> Task statement
Write the records below out again exactly as given, with no images.

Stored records
........
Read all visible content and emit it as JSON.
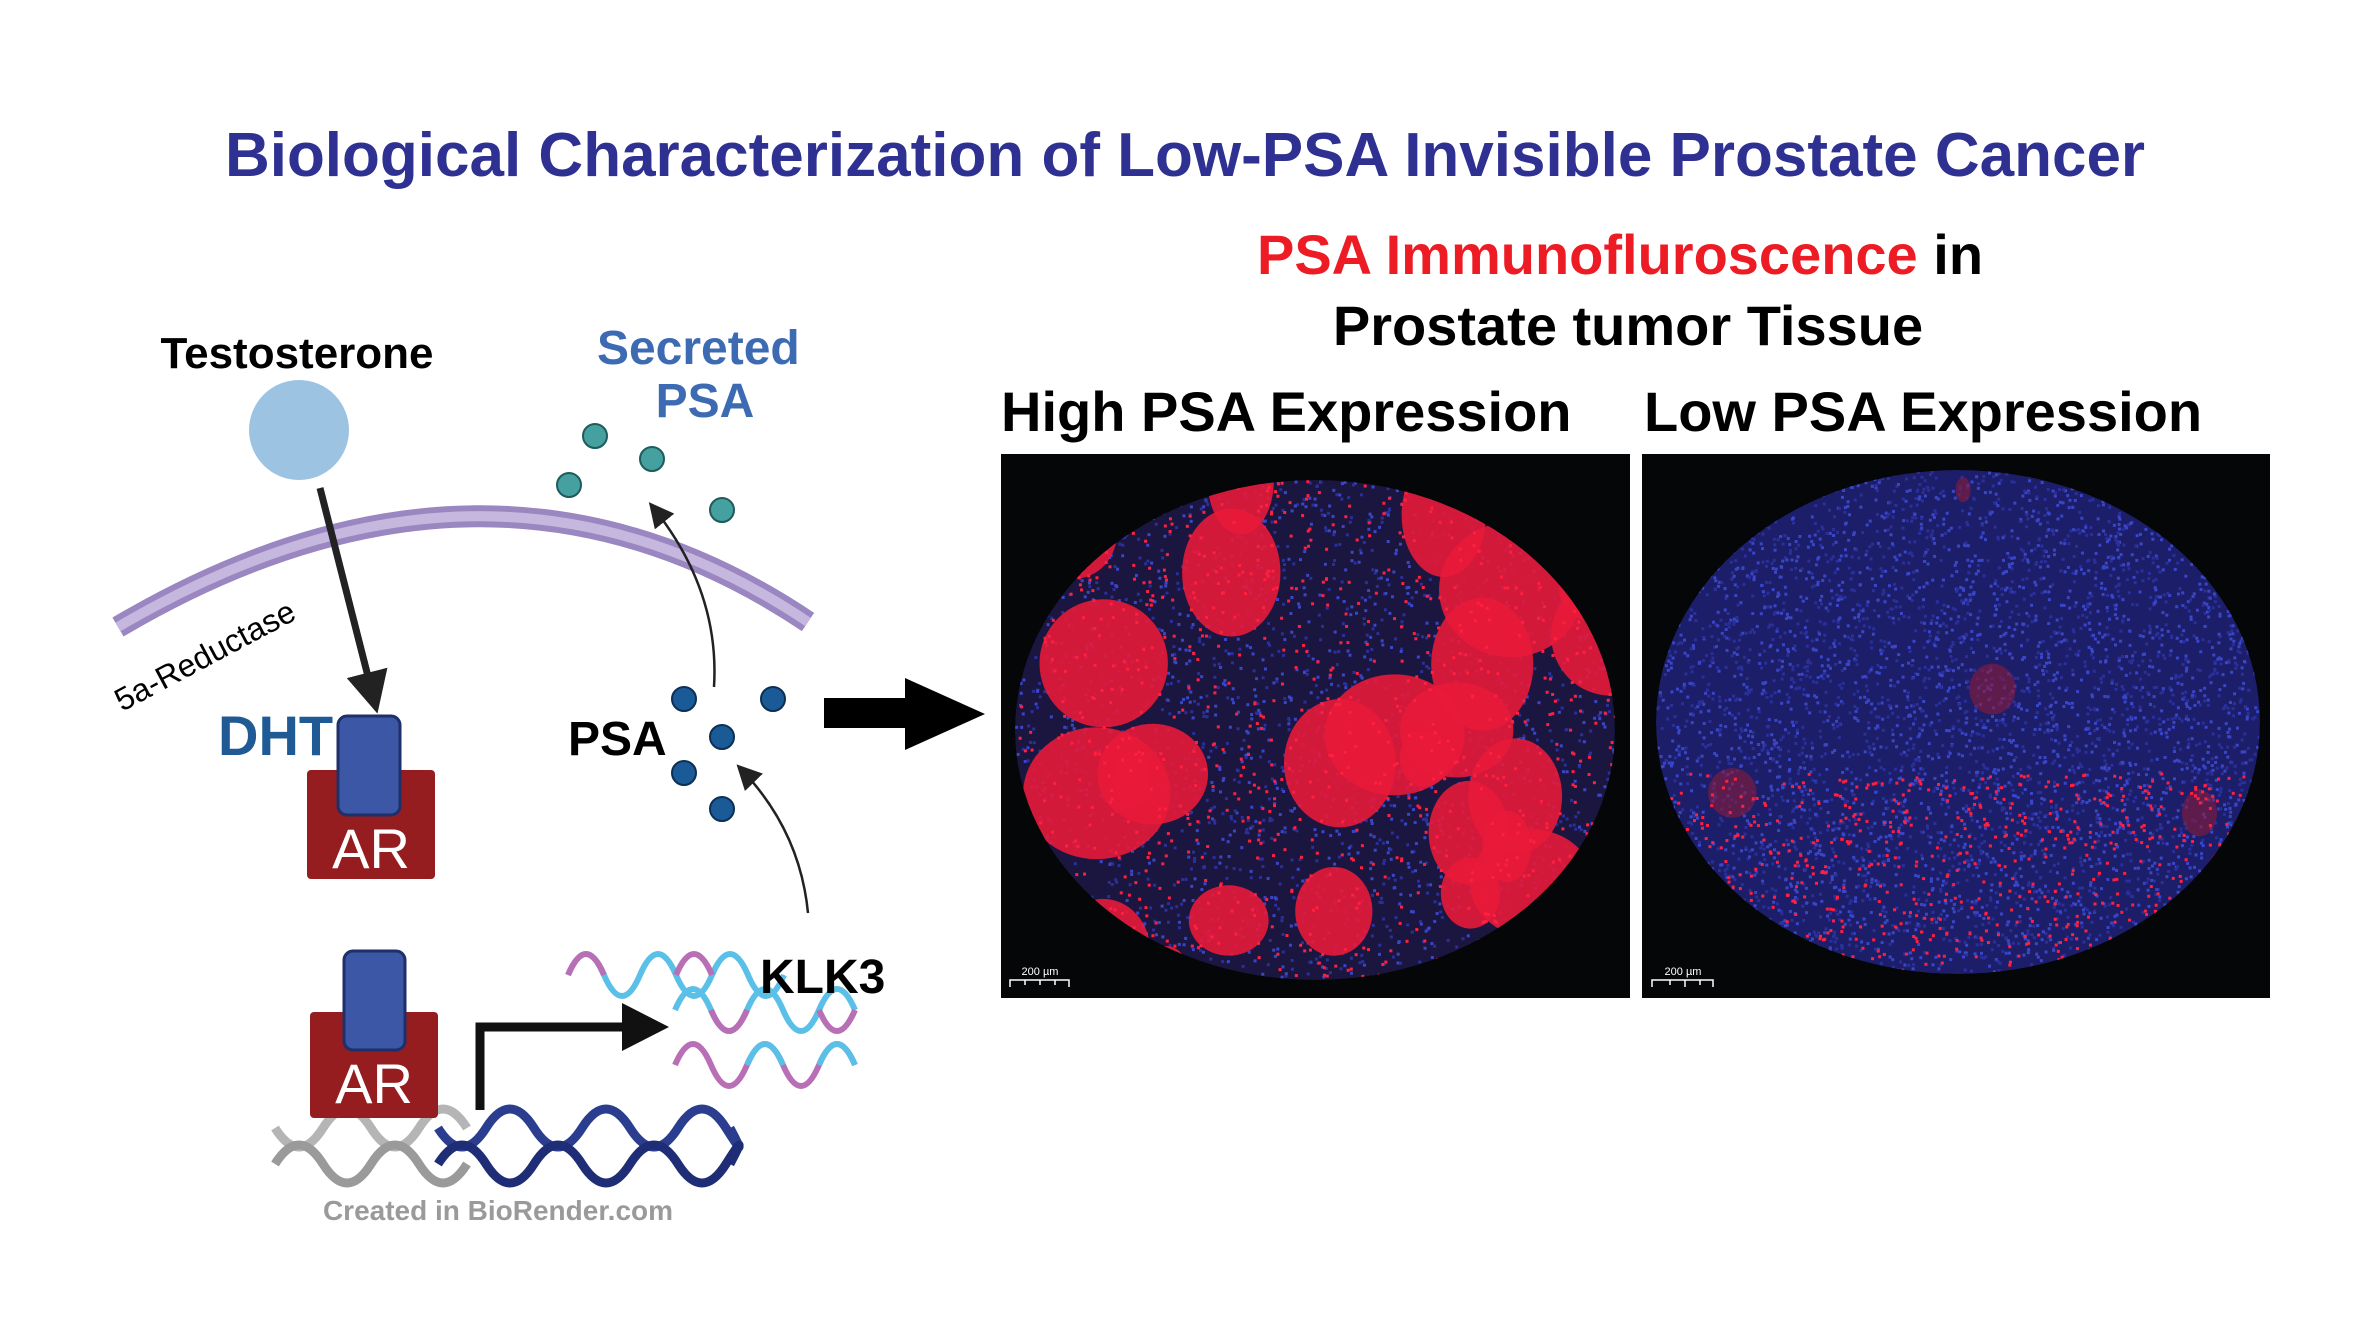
{
  "title": "Biological Characterization of Low-PSA Invisible Prostate Cancer",
  "colors": {
    "title": "#2e3192",
    "red": "#ed1c24",
    "dht": "#1f5a94",
    "secreted": "#3d6bb3",
    "ar": "#951c1f",
    "receptor": "#3c57a5",
    "psa_dot": "#1a5a96",
    "secreted_dot": "#45a0a0",
    "testosterone": "#9dc3e3"
  },
  "pathway": {
    "testosterone": "Testosterone",
    "enzyme": "5a-Reductase",
    "dht": "DHT",
    "ar1": "AR",
    "ar2": "AR",
    "gene": "KLK3",
    "psa": "PSA",
    "secreted_line1": "Secreted",
    "secreted_line2": "PSA",
    "credit": "Created in BioRender.com"
  },
  "right": {
    "heading_red": "PSA Immunofluroscence",
    "heading_in": " in",
    "heading_line2": "Prostate tumor Tissue",
    "panels": [
      {
        "label": "High PSA Expression",
        "scale": "200 µm",
        "psa_level": "high"
      },
      {
        "label": "Low PSA Expression",
        "scale": "200 µm",
        "psa_level": "low"
      }
    ]
  }
}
........
> Result for this exercise
Read all visible content and emit it as JSON.
{
  "title": "Biological Characterization of Low-PSA Invisible Prostate Cancer",
  "colors": {
    "title": "#2e3192",
    "red": "#ed1c24",
    "dht": "#1f5a94",
    "secreted": "#3d6bb3",
    "ar": "#951c1f",
    "receptor": "#3c57a5",
    "psa_dot": "#1a5a96",
    "secreted_dot": "#45a0a0",
    "testosterone": "#9dc3e3"
  },
  "pathway": {
    "testosterone": "Testosterone",
    "enzyme": "5a-Reductase",
    "dht": "DHT",
    "ar1": "AR",
    "ar2": "AR",
    "gene": "KLK3",
    "psa": "PSA",
    "secreted_line1": "Secreted",
    "secreted_line2": "PSA",
    "credit": "Created in BioRender.com"
  },
  "right": {
    "heading_red": "PSA Immunofluroscence",
    "heading_in": " in",
    "heading_line2": "Prostate tumor Tissue",
    "panels": [
      {
        "label": "High PSA Expression",
        "scale": "200 µm",
        "psa_level": "high"
      },
      {
        "label": "Low PSA Expression",
        "scale": "200 µm",
        "psa_level": "low"
      }
    ]
  }
}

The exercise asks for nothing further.